> **Aim**
Transcribe every entry below word for word, but skip the pictures.

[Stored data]
==================================================

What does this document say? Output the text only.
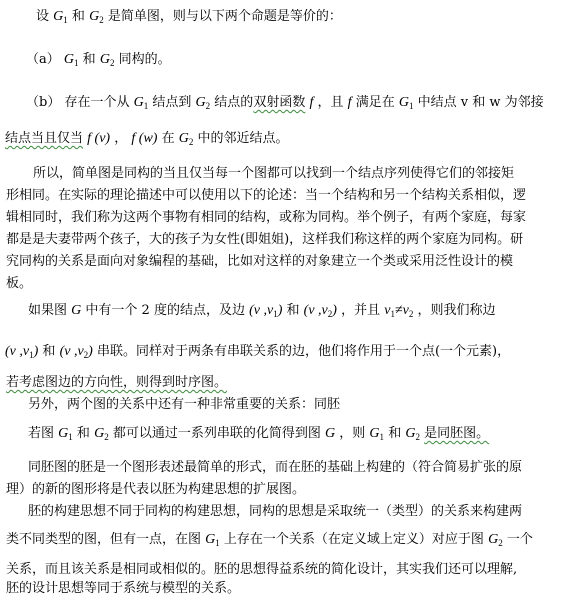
设 $G_1$ 和 $G_2$ 是简单图，则与以下两个命题是等价的：
（a） $G_1$ 和 $G_2$ 同构的。
（b） 存在一个从 $G_1$ 结点到 $G_2$ 结点的双射函数 f ，且 f 满足在 $G_1$ 中结点 v 和 w 为邻接
结点当且仅当 f (v) ， f (w) 在 $G_2$ 中的邻近结点。
所以，简单图是同构的当且仅当每一个图都可以找到一个结点序列使得它们的邻接矩
形相同。在实际的理论描述中可以使用以下的论述：当一个结构和另一个结构关系相似，逻
辑相同时，我们称为这两个事物有相同的结构，或称为同构。举个例子，有两个家庭，每家
都是是夫妻带两个孩子，大的孩子为女性(即姐姐)，这样我们称这样的两个家庭为同构。研
究同构的关系是面向对象编程的基础，比如对这样的对象建立一个类或采用泛性设计的模
板。
如果图 G 中有一个 2 度的结点，及边 (v $,v_1$) 和 (v $,v_2$) ，并且 $v_1\ne v_2$ ，则我们称边
(v $,v_1$) 和 (v $,v_2$) 串联。同样对于两条有串联关系的边，他们将作用于一个点(一个元素)，
若考虑图边的方向性，则得到时序图。
另外，两个图的关系中还有一种非常重要的关系：同胚
若图 $G_1$ 和 $G_2$ 都可以通过一系列串联的化简得到图 G ，则 $G_1$ 和 $G_2$ 是同胚图。
同胚图的胚是一个图形表述最简单的形式，而在胚的基础上构建的（符合简易扩张的原
理）的新的图形将是代表以胚为构建思想的扩展图。
胚的构建思想不同于同构的构建思想，同构的思想是采取统一（类型）的关系来构建两
类不同类型的图，但有一点，在图 $G_1$ 上存在一个关系（在定义域上定义）对应于图 $G_2$ 一个
关系，而且该关系是相同或相似的。胚的思想得益系统的简化设计，其实我们还可以理解,
胚的设计思想等同于系统与模型的关系。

==================================================

> **Answer for this exercise**
What does this document say? Output the text only.
设 $G_1$ 和 $G_2$ 是简单图，则与以下两个命题是等价的：
（a） $G_1$ 和 $G_2$ 同构的。
（b） 存在一个从 $G_1$ 结点到 $G_2$ 结点的双射函数 f ，且 f 满足在 $G_1$ 中结点 v 和 w 为邻接
结点当且仅当 f (v) ， f (w) 在 $G_2$ 中的邻近结点。
所以，简单图是同构的当且仅当每一个图都可以找到一个结点序列使得它们的邻接矩
形相同。在实际的理论描述中可以使用以下的论述：当一个结构和另一个结构关系相似，逻
辑相同时，我们称为这两个事物有相同的结构，或称为同构。举个例子，有两个家庭，每家
都是是夫妻带两个孩子，大的孩子为女性(即姐姐)，这样我们称这样的两个家庭为同构。研
究同构的关系是面向对象编程的基础，比如对这样的对象建立一个类或采用泛性设计的模
板。
如果图 G 中有一个 2 度的结点，及边 (v $,v_1$) 和 (v $,v_2$) ，并且 $v_1\ne v_2$ ，则我们称边
(v $,v_1$) 和 (v $,v_2$) 串联。同样对于两条有串联关系的边，他们将作用于一个点(一个元素)，
若考虑图边的方向性，则得到时序图。
另外，两个图的关系中还有一种非常重要的关系：同胚
若图 $G_1$ 和 $G_2$ 都可以通过一系列串联的化简得到图 G ，则 $G_1$ 和 $G_2$ 是同胚图。
同胚图的胚是一个图形表述最简单的形式，而在胚的基础上构建的（符合简易扩张的原
理）的新的图形将是代表以胚为构建思想的扩展图。
胚的构建思想不同于同构的构建思想，同构的思想是采取统一（类型）的关系来构建两
类不同类型的图，但有一点，在图 $G_1$ 上存在一个关系（在定义域上定义）对应于图 $G_2$ 一个
关系，而且该关系是相同或相似的。胚的思想得益系统的简化设计，其实我们还可以理解,
胚的设计思想等同于系统与模型的关系。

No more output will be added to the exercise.